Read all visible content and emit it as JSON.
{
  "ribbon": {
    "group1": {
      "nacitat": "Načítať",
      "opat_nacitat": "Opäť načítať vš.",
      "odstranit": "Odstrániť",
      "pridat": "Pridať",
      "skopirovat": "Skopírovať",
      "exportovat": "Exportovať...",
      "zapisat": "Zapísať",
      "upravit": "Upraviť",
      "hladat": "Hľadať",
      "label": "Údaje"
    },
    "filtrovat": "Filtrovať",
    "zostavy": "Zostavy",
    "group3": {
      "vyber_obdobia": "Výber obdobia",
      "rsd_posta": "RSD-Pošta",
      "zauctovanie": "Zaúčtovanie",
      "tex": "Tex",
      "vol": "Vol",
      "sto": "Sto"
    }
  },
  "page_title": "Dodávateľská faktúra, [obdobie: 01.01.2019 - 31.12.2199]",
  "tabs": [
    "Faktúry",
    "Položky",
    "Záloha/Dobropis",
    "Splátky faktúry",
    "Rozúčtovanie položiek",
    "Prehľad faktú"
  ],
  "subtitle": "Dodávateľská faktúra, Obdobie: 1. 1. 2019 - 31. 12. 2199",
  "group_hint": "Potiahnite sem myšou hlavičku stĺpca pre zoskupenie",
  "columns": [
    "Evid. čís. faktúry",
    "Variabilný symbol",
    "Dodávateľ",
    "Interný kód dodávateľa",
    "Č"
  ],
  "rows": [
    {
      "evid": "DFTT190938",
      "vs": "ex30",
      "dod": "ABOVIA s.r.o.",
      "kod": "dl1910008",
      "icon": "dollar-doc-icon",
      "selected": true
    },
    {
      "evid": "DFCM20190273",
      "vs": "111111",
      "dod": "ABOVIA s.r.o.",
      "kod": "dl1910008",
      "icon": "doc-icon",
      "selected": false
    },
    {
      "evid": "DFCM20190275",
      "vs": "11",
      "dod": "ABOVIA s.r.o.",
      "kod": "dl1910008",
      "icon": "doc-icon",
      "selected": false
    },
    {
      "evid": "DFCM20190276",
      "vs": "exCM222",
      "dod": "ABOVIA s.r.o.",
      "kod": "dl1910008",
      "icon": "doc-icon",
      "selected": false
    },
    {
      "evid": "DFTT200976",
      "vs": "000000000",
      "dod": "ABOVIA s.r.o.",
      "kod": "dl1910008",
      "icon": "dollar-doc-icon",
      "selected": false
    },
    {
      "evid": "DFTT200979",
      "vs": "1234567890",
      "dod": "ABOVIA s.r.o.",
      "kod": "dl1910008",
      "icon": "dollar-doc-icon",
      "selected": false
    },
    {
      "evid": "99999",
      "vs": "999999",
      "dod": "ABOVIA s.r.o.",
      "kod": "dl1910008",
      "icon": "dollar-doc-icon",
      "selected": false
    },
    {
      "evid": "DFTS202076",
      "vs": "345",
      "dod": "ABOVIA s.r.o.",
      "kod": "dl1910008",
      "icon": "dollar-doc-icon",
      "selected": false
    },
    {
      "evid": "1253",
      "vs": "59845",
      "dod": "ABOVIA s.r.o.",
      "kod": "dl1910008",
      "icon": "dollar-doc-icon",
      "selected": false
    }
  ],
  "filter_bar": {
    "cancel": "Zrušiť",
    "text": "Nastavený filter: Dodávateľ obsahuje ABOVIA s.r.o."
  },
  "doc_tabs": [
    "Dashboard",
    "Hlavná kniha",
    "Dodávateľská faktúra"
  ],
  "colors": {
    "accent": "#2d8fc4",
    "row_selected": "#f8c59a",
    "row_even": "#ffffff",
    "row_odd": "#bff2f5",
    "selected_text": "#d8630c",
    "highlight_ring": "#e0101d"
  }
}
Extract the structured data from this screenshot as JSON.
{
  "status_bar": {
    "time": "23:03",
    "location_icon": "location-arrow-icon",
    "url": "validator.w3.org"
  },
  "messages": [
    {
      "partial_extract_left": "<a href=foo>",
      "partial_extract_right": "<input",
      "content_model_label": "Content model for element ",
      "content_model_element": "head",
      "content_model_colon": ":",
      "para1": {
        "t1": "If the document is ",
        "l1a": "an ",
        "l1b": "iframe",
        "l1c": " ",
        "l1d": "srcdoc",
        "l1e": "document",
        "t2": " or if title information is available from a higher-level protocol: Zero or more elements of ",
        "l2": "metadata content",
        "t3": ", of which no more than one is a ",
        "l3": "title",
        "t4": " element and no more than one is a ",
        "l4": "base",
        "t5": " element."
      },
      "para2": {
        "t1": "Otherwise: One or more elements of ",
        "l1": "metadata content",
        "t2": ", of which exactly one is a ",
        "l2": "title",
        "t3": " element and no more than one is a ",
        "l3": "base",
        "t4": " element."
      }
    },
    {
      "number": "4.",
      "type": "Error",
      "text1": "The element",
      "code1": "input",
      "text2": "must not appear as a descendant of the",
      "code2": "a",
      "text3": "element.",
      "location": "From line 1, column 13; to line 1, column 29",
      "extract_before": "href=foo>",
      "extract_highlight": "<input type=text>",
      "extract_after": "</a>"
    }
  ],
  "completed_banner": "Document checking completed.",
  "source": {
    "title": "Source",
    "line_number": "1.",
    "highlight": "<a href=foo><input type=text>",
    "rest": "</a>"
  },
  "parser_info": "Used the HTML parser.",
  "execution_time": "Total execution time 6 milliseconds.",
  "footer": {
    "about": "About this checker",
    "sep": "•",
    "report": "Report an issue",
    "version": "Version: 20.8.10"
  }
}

### WHAT IS ASKED:
Copy every line from the records above that contains the word "input".

### TASK RESPONSE:
      "partial_extract_right": "<input",
      "code1": "input",
      "extract_highlight": "<input type=text>",
    "highlight": "<a href=foo><input type=text>",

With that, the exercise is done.